**Stated task:**
Repeat each line exactly, leaving nothing out.
=== Stored rows ===
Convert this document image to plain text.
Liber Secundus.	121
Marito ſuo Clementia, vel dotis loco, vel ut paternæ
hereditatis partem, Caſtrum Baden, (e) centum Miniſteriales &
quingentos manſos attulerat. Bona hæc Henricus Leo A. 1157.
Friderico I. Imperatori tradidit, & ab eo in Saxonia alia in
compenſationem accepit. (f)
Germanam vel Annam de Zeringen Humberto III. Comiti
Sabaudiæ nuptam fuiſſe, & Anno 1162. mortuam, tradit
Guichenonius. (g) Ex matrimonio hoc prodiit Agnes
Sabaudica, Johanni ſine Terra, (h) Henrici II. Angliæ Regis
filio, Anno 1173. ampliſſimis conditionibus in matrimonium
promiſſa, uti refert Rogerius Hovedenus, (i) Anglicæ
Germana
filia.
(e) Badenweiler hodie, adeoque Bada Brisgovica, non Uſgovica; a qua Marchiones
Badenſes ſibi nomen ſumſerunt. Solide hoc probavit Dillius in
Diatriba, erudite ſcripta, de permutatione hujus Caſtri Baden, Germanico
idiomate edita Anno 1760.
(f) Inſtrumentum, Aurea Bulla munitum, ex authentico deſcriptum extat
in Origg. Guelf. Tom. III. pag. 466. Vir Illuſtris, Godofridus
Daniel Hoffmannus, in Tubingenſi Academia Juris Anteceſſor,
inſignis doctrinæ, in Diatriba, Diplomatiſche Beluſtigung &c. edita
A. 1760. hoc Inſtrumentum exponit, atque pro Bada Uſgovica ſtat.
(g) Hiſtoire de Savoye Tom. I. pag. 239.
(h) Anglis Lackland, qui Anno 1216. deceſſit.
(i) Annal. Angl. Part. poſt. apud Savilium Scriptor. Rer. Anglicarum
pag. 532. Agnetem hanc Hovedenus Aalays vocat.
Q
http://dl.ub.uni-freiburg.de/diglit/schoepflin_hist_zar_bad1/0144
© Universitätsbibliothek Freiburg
===
**Expected answer:**
Convert this document image to plain text.
Liber Secundus.	121
Marito ſuo Clementia, vel dotis loco, vel ut paternæ
hereditatis partem, Caſtrum Baden, (e) centum Miniſteriales &
quingentos manſos attulerat. Bona hæc Henricus Leo A. 1157.
Friderico I. Imperatori tradidit, & ab eo in Saxonia alia in
compenſationem accepit. (f)
Germanam vel Annam de Zeringen Humberto III. Comiti
Sabaudiæ nuptam fuiſſe, & Anno 1162. mortuam, tradit
Guichenonius. (g) Ex matrimonio hoc prodiit Agnes
Sabaudica, Johanni ſine Terra, (h) Henrici II. Angliæ Regis
filio, Anno 1173. ampliſſimis conditionibus in matrimonium
promiſſa, uti refert Rogerius Hovedenus, (i) Anglicæ
Germana
filia.
(e) Badenweiler hodie, adeoque Bada Brisgovica, non Uſgovica; a qua Marchiones
Badenſes ſibi nomen ſumſerunt. Solide hoc probavit Dillius in
Diatriba, erudite ſcripta, de permutatione hujus Caſtri Baden, Germanico
idiomate edita Anno 1760.
(f) Inſtrumentum, Aurea Bulla munitum, ex authentico deſcriptum extat
in Origg. Guelf. Tom. III. pag. 466. Vir Illuſtris, Godofridus
Daniel Hoffmannus, in Tubingenſi Academia Juris Anteceſſor,
inſignis doctrinæ, in Diatriba, Diplomatiſche Beluſtigung &c. edita
A. 1760. hoc Inſtrumentum exponit, atque pro Bada Uſgovica ſtat.
(g) Hiſtoire de Savoye Tom. I. pag. 239.
(h) Anglis Lackland, qui Anno 1216. deceſſit.
(i) Annal. Angl. Part. poſt. apud Savilium Scriptor. Rer. Anglicarum
pag. 532. Agnetem hanc Hovedenus Aalays vocat.
Q
http://dl.ub.uni-freiburg.de/diglit/schoepflin_hist_zar_bad1/0144
© Universitätsbibliothek Freiburg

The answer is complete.